Set task
Count each line in which the word "JSON" appears. Reply with the total and nothing more.

========

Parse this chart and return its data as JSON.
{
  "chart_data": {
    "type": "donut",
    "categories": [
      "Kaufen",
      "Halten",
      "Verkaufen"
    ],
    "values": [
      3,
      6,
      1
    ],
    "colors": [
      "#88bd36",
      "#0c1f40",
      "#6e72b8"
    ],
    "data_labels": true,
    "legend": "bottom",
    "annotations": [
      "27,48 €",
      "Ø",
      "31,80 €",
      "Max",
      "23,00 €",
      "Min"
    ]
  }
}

========

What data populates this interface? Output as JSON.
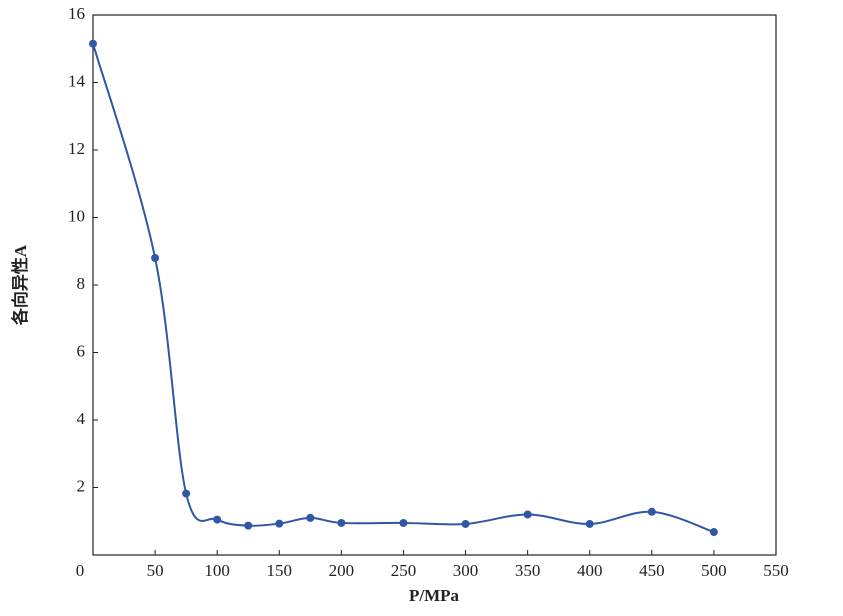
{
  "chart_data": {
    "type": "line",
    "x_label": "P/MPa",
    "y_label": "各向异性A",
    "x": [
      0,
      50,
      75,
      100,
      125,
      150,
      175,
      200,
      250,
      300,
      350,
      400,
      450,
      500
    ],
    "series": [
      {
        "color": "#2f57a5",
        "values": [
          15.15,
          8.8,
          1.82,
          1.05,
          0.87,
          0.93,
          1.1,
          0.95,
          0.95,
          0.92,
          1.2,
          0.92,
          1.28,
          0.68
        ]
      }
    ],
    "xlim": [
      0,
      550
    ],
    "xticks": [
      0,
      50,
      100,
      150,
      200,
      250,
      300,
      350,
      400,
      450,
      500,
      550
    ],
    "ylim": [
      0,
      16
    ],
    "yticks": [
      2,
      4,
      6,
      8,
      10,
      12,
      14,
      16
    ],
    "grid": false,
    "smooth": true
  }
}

========

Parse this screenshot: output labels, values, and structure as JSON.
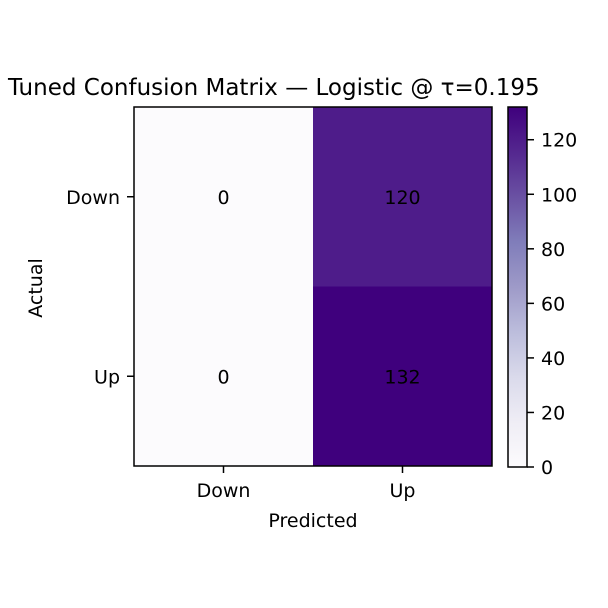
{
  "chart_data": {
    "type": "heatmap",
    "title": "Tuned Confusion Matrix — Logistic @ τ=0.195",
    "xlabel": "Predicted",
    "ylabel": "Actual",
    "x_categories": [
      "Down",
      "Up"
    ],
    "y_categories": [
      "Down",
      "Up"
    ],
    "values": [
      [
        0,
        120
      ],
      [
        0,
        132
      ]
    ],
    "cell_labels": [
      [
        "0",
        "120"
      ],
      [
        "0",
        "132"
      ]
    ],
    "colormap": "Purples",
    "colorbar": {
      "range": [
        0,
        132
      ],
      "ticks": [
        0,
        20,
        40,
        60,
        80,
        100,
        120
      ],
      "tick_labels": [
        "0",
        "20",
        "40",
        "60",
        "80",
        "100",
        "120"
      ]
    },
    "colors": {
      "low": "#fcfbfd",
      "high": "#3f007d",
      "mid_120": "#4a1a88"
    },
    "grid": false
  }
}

========

Answer to this problem
3